- _DIRECTIVE_:
In the data below, begin at the line that has "annotation: 41,0 (90, 27, 118, 44)" and stop after the line that has "y-tick-label: 0,3 (53, 344, 72, 360)". Reproduce those lines with "y-tick-label" switched to "y-axis-tick" and everything else left unchanged.

[Layout region records]
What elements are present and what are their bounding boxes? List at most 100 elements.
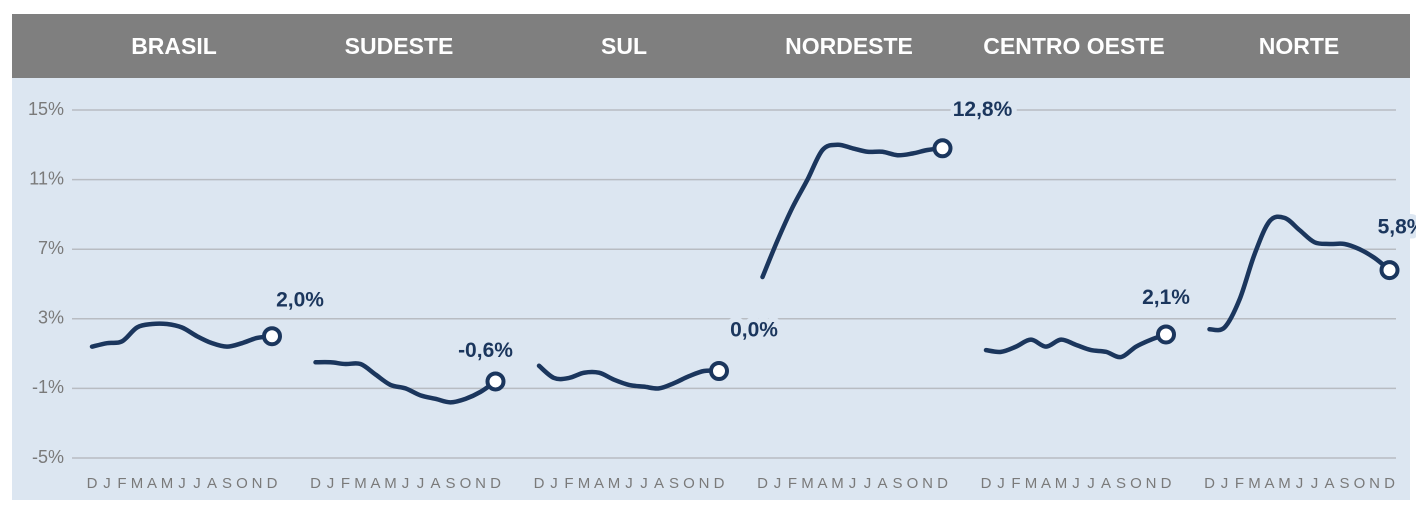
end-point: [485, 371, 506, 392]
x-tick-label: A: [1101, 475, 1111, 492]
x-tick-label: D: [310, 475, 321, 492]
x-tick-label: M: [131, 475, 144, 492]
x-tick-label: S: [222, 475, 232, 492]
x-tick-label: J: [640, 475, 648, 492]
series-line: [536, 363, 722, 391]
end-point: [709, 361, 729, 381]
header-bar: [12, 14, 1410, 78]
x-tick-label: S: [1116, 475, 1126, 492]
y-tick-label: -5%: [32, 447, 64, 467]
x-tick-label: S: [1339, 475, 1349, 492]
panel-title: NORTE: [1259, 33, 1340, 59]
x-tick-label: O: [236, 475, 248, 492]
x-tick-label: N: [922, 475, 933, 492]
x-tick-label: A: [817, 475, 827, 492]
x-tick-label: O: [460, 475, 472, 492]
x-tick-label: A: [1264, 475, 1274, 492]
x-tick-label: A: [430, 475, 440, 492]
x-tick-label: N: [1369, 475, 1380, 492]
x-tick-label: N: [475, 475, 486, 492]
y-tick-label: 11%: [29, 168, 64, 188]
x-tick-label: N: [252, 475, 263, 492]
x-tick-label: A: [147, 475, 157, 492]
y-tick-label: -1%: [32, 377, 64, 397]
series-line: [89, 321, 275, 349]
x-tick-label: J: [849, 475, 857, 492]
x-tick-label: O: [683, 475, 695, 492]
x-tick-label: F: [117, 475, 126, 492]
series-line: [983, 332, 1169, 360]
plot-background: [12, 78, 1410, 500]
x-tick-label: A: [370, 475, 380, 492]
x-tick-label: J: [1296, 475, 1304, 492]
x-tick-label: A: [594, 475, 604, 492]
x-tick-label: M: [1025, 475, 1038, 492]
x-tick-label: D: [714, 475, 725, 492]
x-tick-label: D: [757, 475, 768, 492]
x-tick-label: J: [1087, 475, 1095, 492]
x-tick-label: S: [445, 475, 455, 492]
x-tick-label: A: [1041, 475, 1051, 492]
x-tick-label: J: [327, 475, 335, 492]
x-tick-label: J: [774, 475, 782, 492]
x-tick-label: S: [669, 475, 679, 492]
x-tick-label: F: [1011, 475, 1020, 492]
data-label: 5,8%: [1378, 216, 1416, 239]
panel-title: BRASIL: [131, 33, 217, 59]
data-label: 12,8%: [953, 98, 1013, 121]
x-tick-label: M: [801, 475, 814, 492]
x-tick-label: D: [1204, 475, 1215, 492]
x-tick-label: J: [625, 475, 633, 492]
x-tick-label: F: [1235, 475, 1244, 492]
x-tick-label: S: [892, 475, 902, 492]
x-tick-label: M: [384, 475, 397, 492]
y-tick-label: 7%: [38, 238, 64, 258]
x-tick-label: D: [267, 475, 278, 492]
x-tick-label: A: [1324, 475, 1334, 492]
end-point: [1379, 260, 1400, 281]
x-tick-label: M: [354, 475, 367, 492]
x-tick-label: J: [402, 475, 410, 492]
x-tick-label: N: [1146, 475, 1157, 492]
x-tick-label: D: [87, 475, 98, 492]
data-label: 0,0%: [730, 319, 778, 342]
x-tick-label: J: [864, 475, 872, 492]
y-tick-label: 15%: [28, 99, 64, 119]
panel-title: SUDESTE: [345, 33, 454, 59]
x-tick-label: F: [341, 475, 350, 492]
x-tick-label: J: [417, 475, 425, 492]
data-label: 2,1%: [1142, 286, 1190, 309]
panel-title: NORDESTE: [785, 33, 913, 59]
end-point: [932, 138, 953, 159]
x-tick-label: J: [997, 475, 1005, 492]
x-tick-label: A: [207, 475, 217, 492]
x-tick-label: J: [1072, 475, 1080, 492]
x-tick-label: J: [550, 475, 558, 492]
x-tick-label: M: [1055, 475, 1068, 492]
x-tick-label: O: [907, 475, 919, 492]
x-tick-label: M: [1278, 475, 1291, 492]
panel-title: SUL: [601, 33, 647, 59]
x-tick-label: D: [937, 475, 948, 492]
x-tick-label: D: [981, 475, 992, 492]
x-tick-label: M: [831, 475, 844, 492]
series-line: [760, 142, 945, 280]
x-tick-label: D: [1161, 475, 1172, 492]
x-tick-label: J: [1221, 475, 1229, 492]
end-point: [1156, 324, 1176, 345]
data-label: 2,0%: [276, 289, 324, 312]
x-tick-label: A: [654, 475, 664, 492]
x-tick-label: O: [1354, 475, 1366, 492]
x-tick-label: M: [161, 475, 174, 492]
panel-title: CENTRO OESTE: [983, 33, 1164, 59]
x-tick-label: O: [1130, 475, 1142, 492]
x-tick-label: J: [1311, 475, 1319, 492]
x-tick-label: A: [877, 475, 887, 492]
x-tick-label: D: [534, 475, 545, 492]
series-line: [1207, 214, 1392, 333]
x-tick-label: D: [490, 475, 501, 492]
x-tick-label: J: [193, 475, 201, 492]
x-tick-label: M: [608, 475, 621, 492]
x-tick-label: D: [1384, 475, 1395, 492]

* * *

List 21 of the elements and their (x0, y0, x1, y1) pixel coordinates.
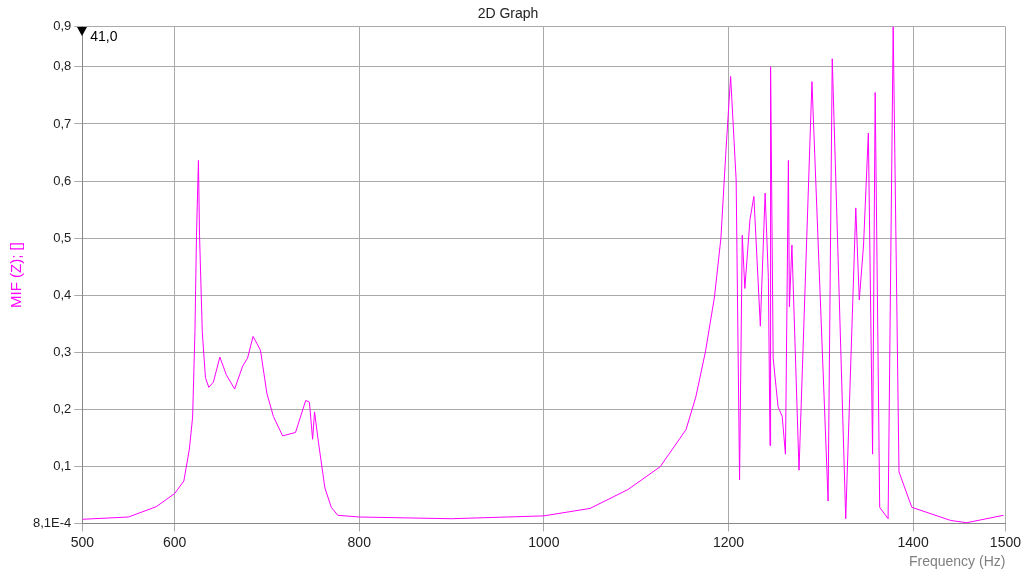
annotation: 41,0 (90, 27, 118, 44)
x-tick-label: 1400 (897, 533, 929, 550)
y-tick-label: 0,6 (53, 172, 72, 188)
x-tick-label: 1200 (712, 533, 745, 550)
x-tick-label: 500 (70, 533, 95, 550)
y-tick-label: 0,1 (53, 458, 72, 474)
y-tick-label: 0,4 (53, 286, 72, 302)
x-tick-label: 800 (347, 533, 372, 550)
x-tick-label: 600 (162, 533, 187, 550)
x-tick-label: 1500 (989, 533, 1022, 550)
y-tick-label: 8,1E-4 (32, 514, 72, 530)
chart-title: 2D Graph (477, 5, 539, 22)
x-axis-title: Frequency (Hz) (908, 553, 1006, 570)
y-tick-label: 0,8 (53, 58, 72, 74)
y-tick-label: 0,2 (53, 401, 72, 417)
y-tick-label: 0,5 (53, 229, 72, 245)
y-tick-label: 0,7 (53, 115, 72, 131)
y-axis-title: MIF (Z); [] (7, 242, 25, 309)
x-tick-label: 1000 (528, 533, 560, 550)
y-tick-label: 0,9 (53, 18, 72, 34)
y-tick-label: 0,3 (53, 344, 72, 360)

- _THE REPLY_:
annotation: 41,0 (90, 27, 118, 44)
x-tick-label: 1400 (897, 533, 929, 550)
y-axis-tick: 0,6 (53, 172, 72, 188)
x-tick-label: 1200 (712, 533, 745, 550)
x-tick-label: 500 (70, 533, 95, 550)
y-axis-tick: 0,1 (53, 458, 72, 474)
y-axis-tick: 0,4 (53, 286, 72, 302)
x-tick-label: 800 (347, 533, 372, 550)
x-tick-label: 600 (162, 533, 187, 550)
x-tick-label: 1500 (989, 533, 1022, 550)
y-axis-tick: 8,1E-4 (32, 514, 72, 530)
chart-title: 2D Graph (477, 5, 539, 22)
x-axis-title: Frequency (Hz) (908, 553, 1006, 570)
y-axis-tick: 0,8 (53, 58, 72, 74)
y-axis-tick: 0,2 (53, 401, 72, 417)
y-axis-tick: 0,5 (53, 229, 72, 245)
y-axis-tick: 0,7 (53, 115, 72, 131)
y-axis-title: MIF (Z); [] (7, 242, 25, 309)
x-tick-label: 1000 (528, 533, 560, 550)
y-axis-tick: 0,9 (53, 18, 72, 34)
y-axis-tick: 0,3 (53, 344, 72, 360)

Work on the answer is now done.